**Dataset entries:**
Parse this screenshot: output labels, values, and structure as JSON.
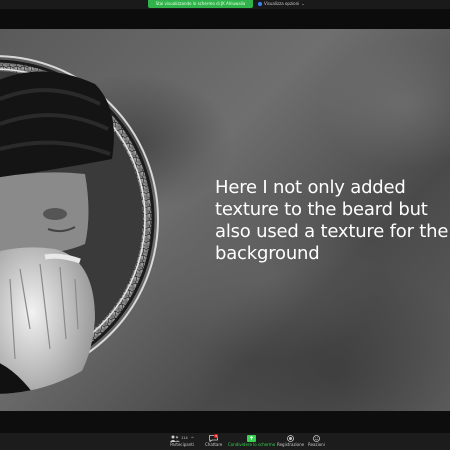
{
  "topbar": {
    "share_notice": "Stai visualizzando lo schermo di JK Ahluwalia",
    "view_options": "Visualizza opzioni"
  },
  "slide": {
    "text": "Here I not only added\ntexture to the beard but\nalso used a texture for the\nbackground"
  },
  "toolbar": {
    "participants": {
      "label": "Partecipanti",
      "count": "114"
    },
    "chat": {
      "label": "Chattare",
      "badge": "5"
    },
    "share": {
      "label": "Condividere lo schermo"
    },
    "record": {
      "label": "Registrazione"
    },
    "reactions": {
      "label": "Reazioni"
    }
  },
  "colors": {
    "share_green": "#2fb34a",
    "badge_red": "#e02424",
    "toolbar_bg": "#1c1c1c"
  }
}
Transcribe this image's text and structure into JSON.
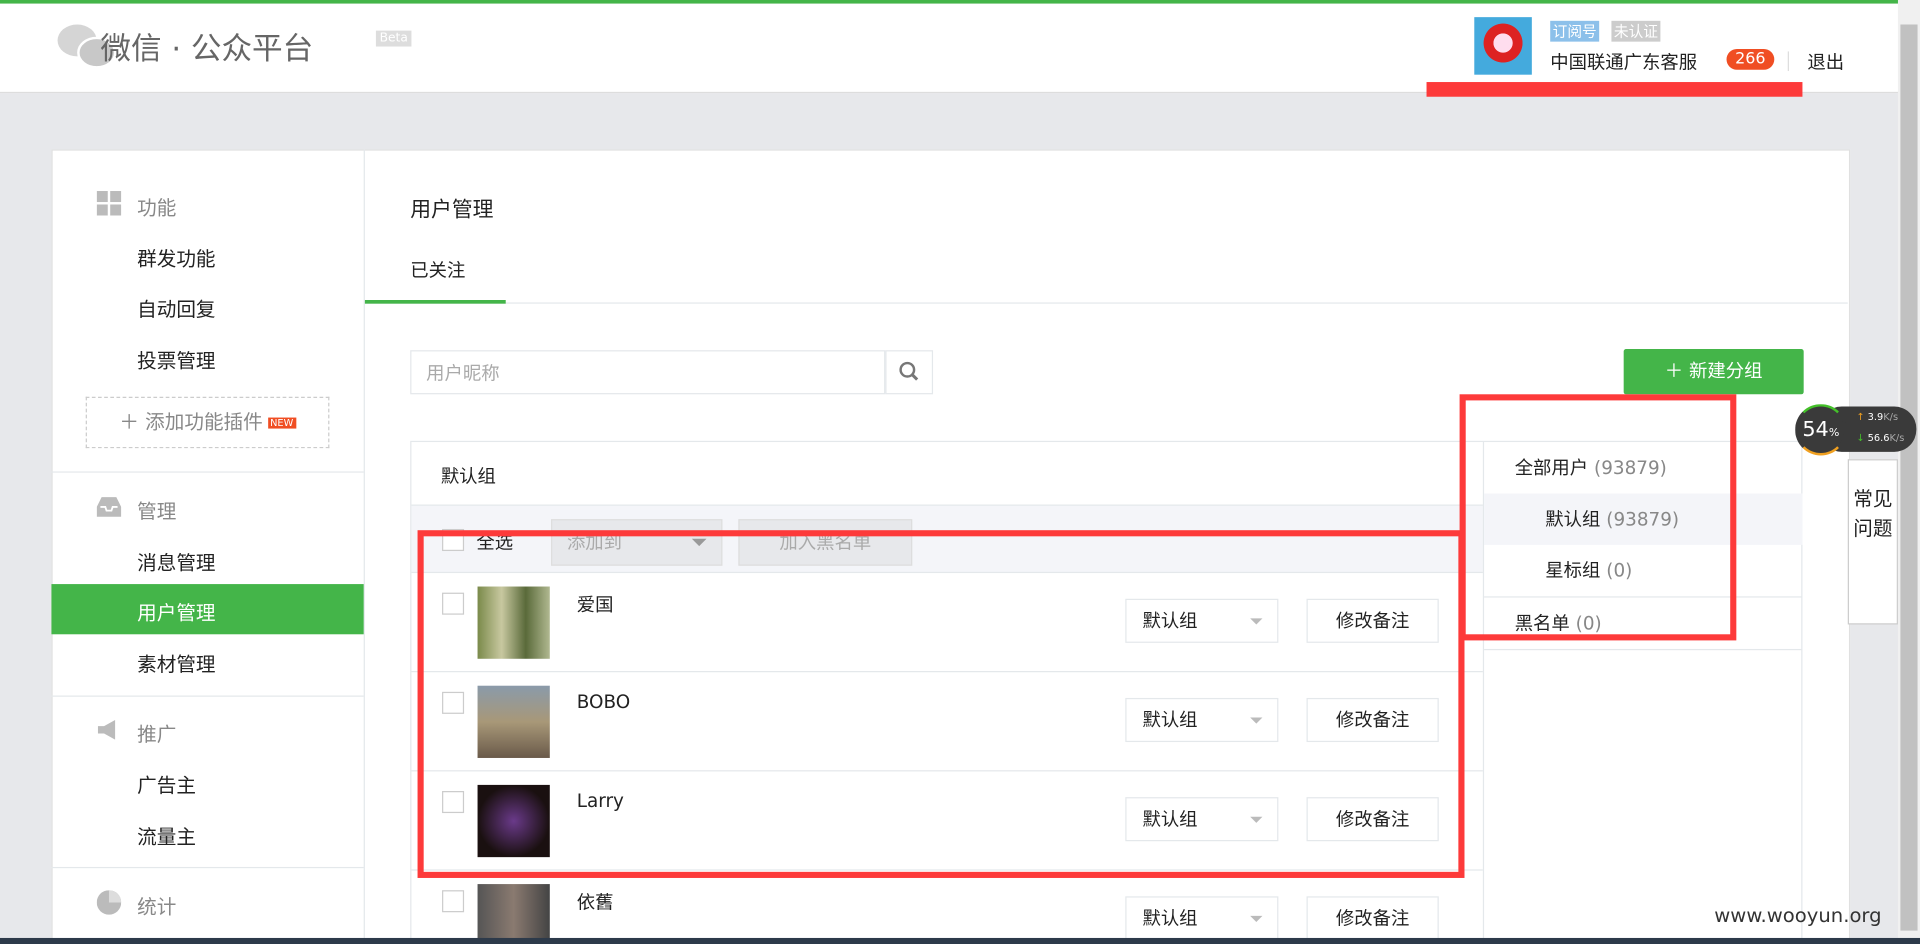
{
  "header": {
    "logo_text": "微信 · 公众平台",
    "beta": "Beta",
    "account_type": "订阅号",
    "verify_status": "未认证",
    "account_name": "中国联通广东客服",
    "notification_count": "266",
    "logout": "退出"
  },
  "sidebar": {
    "sections": [
      {
        "title": "功能",
        "icon": "grid-icon",
        "items": [
          "群发功能",
          "自动回复",
          "投票管理"
        ]
      },
      {
        "title": "管理",
        "icon": "inbox-icon",
        "items": [
          "消息管理",
          "用户管理",
          "素材管理"
        ]
      },
      {
        "title": "推广",
        "icon": "megaphone-icon",
        "items": [
          "广告主",
          "流量主"
        ]
      },
      {
        "title": "统计",
        "icon": "pie-chart-icon",
        "items": []
      }
    ],
    "add_plugin": "添加功能插件",
    "new_badge": "NEW",
    "active": "用户管理"
  },
  "main": {
    "title": "用户管理",
    "tab": "已关注",
    "search_placeholder": "用户昵称",
    "new_group": "新建分组",
    "current_group": "默认组",
    "toolbar": {
      "select_all": "全选",
      "add_to": "添加到",
      "blacklist": "加入黑名单"
    },
    "users": [
      {
        "name": "爱国",
        "group": "默认组",
        "action": "修改备注"
      },
      {
        "name": "BOBO",
        "group": "默认组",
        "action": "修改备注"
      },
      {
        "name": "Larry",
        "group": "默认组",
        "action": "修改备注"
      },
      {
        "name": "依舊",
        "group": "默认组",
        "action": "修改备注"
      }
    ],
    "groups": [
      {
        "label": "全部用户",
        "count": "(93879)"
      },
      {
        "label": "默认组",
        "count": "(93879)"
      },
      {
        "label": "星标组",
        "count": "(0)"
      },
      {
        "label": "黑名单",
        "count": "(0)"
      }
    ]
  },
  "speed_widget": {
    "percent": "54",
    "unit": "%",
    "up": "3.9",
    "down": "56.6",
    "rate_unit": "K/s"
  },
  "faq": "常见问题",
  "watermark": "www.wooyun.org",
  "colors": {
    "brand": "#44b549",
    "highlight": "#fd3a3a",
    "badge": "#f04e23"
  }
}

**Written request:** Look through the material above and work out how many of its lines contain "icon". State the number only.

**Reply to the task:** 4